_What needs to be done_. Quote every line below exactly as it reads.

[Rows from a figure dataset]

-- BEGIN --

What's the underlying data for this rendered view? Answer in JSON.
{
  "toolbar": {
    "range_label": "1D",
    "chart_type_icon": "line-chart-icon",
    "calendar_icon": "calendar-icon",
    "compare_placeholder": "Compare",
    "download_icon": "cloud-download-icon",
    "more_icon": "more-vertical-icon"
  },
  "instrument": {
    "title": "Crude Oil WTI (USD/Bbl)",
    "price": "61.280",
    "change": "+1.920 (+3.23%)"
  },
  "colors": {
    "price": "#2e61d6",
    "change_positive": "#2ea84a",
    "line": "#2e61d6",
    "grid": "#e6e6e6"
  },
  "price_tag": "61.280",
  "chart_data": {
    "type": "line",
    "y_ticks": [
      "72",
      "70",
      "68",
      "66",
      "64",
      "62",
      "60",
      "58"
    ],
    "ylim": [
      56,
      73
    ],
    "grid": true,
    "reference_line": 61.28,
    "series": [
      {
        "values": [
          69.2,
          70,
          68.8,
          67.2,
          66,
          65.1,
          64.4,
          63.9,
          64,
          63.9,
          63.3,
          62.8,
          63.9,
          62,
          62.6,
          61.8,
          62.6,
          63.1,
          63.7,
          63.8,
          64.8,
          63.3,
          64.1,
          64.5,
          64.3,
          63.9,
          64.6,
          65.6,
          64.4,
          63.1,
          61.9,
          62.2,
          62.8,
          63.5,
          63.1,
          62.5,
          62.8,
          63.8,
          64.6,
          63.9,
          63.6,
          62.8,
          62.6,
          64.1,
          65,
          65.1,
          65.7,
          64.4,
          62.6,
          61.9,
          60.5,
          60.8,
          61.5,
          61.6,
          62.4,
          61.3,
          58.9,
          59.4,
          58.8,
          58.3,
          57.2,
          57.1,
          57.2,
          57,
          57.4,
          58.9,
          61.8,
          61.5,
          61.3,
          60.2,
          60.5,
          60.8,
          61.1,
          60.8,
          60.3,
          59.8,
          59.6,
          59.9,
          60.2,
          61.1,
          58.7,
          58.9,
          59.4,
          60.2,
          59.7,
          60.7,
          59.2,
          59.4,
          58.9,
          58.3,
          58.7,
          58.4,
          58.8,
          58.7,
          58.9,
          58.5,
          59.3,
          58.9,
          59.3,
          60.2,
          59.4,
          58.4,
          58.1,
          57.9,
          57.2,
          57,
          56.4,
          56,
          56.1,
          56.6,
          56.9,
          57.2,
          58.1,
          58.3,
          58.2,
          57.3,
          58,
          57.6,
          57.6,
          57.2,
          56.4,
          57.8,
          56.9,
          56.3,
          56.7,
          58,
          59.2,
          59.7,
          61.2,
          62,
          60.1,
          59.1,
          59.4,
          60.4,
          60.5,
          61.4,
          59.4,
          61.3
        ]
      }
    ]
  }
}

-- END --

_Expected output_.
What's the underlying data for this rendered view? Answer in JSON.
{
  "toolbar": {
    "range_label": "1D",
    "chart_type_icon": "line-chart-icon",
    "calendar_icon": "calendar-icon",
    "compare_placeholder": "Compare",
    "download_icon": "cloud-download-icon",
    "more_icon": "more-vertical-icon"
  },
  "instrument": {
    "title": "Crude Oil WTI (USD/Bbl)",
    "price": "61.280",
    "change": "+1.920 (+3.23%)"
  },
  "colors": {
    "price": "#2e61d6",
    "change_positive": "#2ea84a",
    "line": "#2e61d6",
    "grid": "#e6e6e6"
  },
  "price_tag": "61.280",
  "chart_data": {
    "type": "line",
    "y_ticks": [
      "72",
      "70",
      "68",
      "66",
      "64",
      "62",
      "60",
      "58"
    ],
    "ylim": [
      56,
      73
    ],
    "grid": true,
    "reference_line": 61.28,
    "series": [
      {
        "values": [
          69.2,
          70,
          68.8,
          67.2,
          66,
          65.1,
          64.4,
          63.9,
          64,
          63.9,
          63.3,
          62.8,
          63.9,
          62,
          62.6,
          61.8,
          62.6,
          63.1,
          63.7,
          63.8,
          64.8,
          63.3,
          64.1,
          64.5,
          64.3,
          63.9,
          64.6,
          65.6,
          64.4,
          63.1,
          61.9,
          62.2,
          62.8,
          63.5,
          63.1,
          62.5,
          62.8,
          63.8,
          64.6,
          63.9,
          63.6,
          62.8,
          62.6,
          64.1,
          65,
          65.1,
          65.7,
          64.4,
          62.6,
          61.9,
          60.5,
          60.8,
          61.5,
          61.6,
          62.4,
          61.3,
          58.9,
          59.4,
          58.8,
          58.3,
          57.2,
          57.1,
          57.2,
          57,
          57.4,
          58.9,
          61.8,
          61.5,
          61.3,
          60.2,
          60.5,
          60.8,
          61.1,
          60.8,
          60.3,
          59.8,
          59.6,
          59.9,
          60.2,
          61.1,
          58.7,
          58.9,
          59.4,
          60.2,
          59.7,
          60.7,
          59.2,
          59.4,
          58.9,
          58.3,
          58.7,
          58.4,
          58.8,
          58.7,
          58.9,
          58.5,
          59.3,
          58.9,
          59.3,
          60.2,
          59.4,
          58.4,
          58.1,
          57.9,
          57.2,
          57,
          56.4,
          56,
          56.1,
          56.6,
          56.9,
          57.2,
          58.1,
          58.3,
          58.2,
          57.3,
          58,
          57.6,
          57.6,
          57.2,
          56.4,
          57.8,
          56.9,
          56.3,
          56.7,
          58,
          59.2,
          59.7,
          61.2,
          62,
          60.1,
          59.1,
          59.4,
          60.4,
          60.5,
          61.4,
          59.4,
          61.3
        ]
      }
    ]
  }
}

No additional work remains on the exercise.